OBJECTIVE: What is needed here is an exact copy of every entry.

— Start —

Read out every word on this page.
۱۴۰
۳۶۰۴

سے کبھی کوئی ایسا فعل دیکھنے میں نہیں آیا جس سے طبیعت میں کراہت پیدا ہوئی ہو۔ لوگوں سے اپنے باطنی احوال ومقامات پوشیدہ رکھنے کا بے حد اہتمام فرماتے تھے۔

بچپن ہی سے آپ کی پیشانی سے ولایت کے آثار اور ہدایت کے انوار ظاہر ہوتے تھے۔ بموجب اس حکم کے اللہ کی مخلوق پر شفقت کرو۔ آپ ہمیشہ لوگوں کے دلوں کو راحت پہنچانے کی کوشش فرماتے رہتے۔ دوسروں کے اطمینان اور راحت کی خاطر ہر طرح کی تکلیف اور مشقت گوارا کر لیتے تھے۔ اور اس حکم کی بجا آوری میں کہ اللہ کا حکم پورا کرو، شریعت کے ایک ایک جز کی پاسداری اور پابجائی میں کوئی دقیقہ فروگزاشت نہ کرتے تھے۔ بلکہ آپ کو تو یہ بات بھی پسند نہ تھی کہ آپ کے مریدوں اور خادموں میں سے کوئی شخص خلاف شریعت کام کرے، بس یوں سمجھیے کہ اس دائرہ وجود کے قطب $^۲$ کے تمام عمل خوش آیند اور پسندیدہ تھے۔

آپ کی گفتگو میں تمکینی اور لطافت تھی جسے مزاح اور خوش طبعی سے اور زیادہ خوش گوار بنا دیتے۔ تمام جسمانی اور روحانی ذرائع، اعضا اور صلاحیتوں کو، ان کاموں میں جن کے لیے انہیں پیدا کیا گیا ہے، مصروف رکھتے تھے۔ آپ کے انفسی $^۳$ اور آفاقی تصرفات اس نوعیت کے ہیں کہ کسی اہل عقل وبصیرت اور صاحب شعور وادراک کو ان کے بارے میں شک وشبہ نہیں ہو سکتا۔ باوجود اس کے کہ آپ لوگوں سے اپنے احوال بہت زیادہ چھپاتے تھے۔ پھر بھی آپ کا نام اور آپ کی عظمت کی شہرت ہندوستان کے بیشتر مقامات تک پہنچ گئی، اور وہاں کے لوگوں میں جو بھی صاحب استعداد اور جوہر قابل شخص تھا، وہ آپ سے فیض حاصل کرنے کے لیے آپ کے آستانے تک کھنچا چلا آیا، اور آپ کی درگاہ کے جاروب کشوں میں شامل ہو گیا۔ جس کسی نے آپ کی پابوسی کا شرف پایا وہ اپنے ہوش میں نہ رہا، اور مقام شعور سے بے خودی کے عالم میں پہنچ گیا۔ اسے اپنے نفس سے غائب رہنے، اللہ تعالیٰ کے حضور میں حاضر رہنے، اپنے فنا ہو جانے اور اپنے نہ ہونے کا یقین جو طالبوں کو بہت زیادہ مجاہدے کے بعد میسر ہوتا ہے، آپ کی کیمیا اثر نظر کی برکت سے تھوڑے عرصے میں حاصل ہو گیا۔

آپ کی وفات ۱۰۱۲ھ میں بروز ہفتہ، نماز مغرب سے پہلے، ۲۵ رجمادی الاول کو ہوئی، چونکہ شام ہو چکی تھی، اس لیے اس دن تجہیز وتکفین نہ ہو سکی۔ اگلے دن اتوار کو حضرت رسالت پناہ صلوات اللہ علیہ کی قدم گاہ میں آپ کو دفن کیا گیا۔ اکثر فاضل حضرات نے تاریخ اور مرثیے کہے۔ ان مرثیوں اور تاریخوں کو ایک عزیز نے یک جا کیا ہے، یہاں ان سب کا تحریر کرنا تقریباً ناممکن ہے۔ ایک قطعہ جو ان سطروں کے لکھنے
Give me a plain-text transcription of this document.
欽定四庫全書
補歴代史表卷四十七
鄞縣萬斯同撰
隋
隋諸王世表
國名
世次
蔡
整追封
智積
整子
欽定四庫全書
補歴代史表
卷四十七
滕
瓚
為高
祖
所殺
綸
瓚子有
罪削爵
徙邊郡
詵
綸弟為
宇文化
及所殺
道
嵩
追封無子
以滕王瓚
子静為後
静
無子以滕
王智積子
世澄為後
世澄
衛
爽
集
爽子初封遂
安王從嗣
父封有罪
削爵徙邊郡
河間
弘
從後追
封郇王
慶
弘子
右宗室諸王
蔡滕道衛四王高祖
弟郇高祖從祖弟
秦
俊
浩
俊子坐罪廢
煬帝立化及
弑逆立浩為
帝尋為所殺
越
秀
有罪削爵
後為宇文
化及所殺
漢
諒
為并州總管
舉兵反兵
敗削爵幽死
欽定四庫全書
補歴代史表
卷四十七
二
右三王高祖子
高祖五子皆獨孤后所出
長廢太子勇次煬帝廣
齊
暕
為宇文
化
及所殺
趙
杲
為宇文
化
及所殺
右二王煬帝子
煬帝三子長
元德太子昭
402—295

— End —

CORRECT RESULT:
Read out every word on this page.
۱۴۰
۳۶۰۴

سے کبھی کوئی ایسا فعل دیکھنے میں نہیں آیا جس سے طبیعت میں کراہت پیدا ہوئی ہو۔ لوگوں سے اپنے باطنی احوال ومقامات پوشیدہ رکھنے کا بے حد اہتمام فرماتے تھے۔

بچپن ہی سے آپ کی پیشانی سے ولایت کے آثار اور ہدایت کے انوار ظاہر ہوتے تھے۔ بموجب اس حکم کے اللہ کی مخلوق پر شفقت کرو۔ آپ ہمیشہ لوگوں کے دلوں کو راحت پہنچانے کی کوشش فرماتے رہتے۔ دوسروں کے اطمینان اور راحت کی خاطر ہر طرح کی تکلیف اور مشقت گوارا کر لیتے تھے۔ اور اس حکم کی بجا آوری میں کہ اللہ کا حکم پورا کرو، شریعت کے ایک ایک جز کی پاسداری اور پابجائی میں کوئی دقیقہ فروگزاشت نہ کرتے تھے۔ بلکہ آپ کو تو یہ بات بھی پسند نہ تھی کہ آپ کے مریدوں اور خادموں میں سے کوئی شخص خلاف شریعت کام کرے، بس یوں سمجھیے کہ اس دائرہ وجود کے قطب $^۲$ کے تمام عمل خوش آیند اور پسندیدہ تھے۔

آپ کی گفتگو میں تمکینی اور لطافت تھی جسے مزاح اور خوش طبعی سے اور زیادہ خوش گوار بنا دیتے۔ تمام جسمانی اور روحانی ذرائع، اعضا اور صلاحیتوں کو، ان کاموں میں جن کے لیے انہیں پیدا کیا گیا ہے، مصروف رکھتے تھے۔ آپ کے انفسی $^۳$ اور آفاقی تصرفات اس نوعیت کے ہیں کہ کسی اہل عقل وبصیرت اور صاحب شعور وادراک کو ان کے بارے میں شک وشبہ نہیں ہو سکتا۔ باوجود اس کے کہ آپ لوگوں سے اپنے احوال بہت زیادہ چھپاتے تھے۔ پھر بھی آپ کا نام اور آپ کی عظمت کی شہرت ہندوستان کے بیشتر مقامات تک پہنچ گئی، اور وہاں کے لوگوں میں جو بھی صاحب استعداد اور جوہر قابل شخص تھا، وہ آپ سے فیض حاصل کرنے کے لیے آپ کے آستانے تک کھنچا چلا آیا، اور آپ کی درگاہ کے جاروب کشوں میں شامل ہو گیا۔ جس کسی نے آپ کی پابوسی کا شرف پایا وہ اپنے ہوش میں نہ رہا، اور مقام شعور سے بے خودی کے عالم میں پہنچ گیا۔ اسے اپنے نفس سے غائب رہنے، اللہ تعالیٰ کے حضور میں حاضر رہنے، اپنے فنا ہو جانے اور اپنے نہ ہونے کا یقین جو طالبوں کو بہت زیادہ مجاہدے کے بعد میسر ہوتا ہے، آپ کی کیمیا اثر نظر کی برکت سے تھوڑے عرصے میں حاصل ہو گیا۔

آپ کی وفات ۱۰۱۲ھ میں بروز ہفتہ، نماز مغرب سے پہلے، ۲۵ رجمادی الاول کو ہوئی، چونکہ شام ہو چکی تھی، اس لیے اس دن تجہیز وتکفین نہ ہو سکی۔ اگلے دن اتوار کو حضرت رسالت پناہ صلوات اللہ علیہ کی قدم گاہ میں آپ کو دفن کیا گیا۔ اکثر فاضل حضرات نے تاریخ اور مرثیے کہے۔ ان مرثیوں اور تاریخوں کو ایک عزیز نے یک جا کیا ہے، یہاں ان سب کا تحریر کرنا تقریباً ناممکن ہے۔ ایک قطعہ جو ان سطروں کے لکھنے
Give me a plain-text transcription of this document.
欽定四庫全書
補歴代史表卷四十七
鄞縣萬斯同撰
隋
隋諸王世表
國名
世次
蔡
整追封
智積
整子
欽定四庫全書
補歴代史表
卷四十七
滕
瓚
為高
祖
所殺
綸
瓚子有
罪削爵
徙邊郡
詵
綸弟為
宇文化
及所殺
道
嵩
追封無子
以滕王瓚
子静為後
静
無子以滕
王智積子
世澄為後
世澄
衛
爽
集
爽子初封遂
安王從嗣
父封有罪
削爵徙邊郡
河間
弘
從後追
封郇王
慶
弘子
右宗室諸王
蔡滕道衛四王高祖
弟郇高祖從祖弟
秦
俊
浩
俊子坐罪廢
煬帝立化及
弑逆立浩為
帝尋為所殺
越
秀
有罪削爵
後為宇文
化及所殺
漢
諒
為并州總管
舉兵反兵
敗削爵幽死
欽定四庫全書
補歴代史表
卷四十七
二
右三王高祖子
高祖五子皆獨孤后所出
長廢太子勇次煬帝廣
齊
暕
為宇文
化
及所殺
趙
杲
為宇文
化
及所殺
右二王煬帝子
煬帝三子長
元德太子昭
402—295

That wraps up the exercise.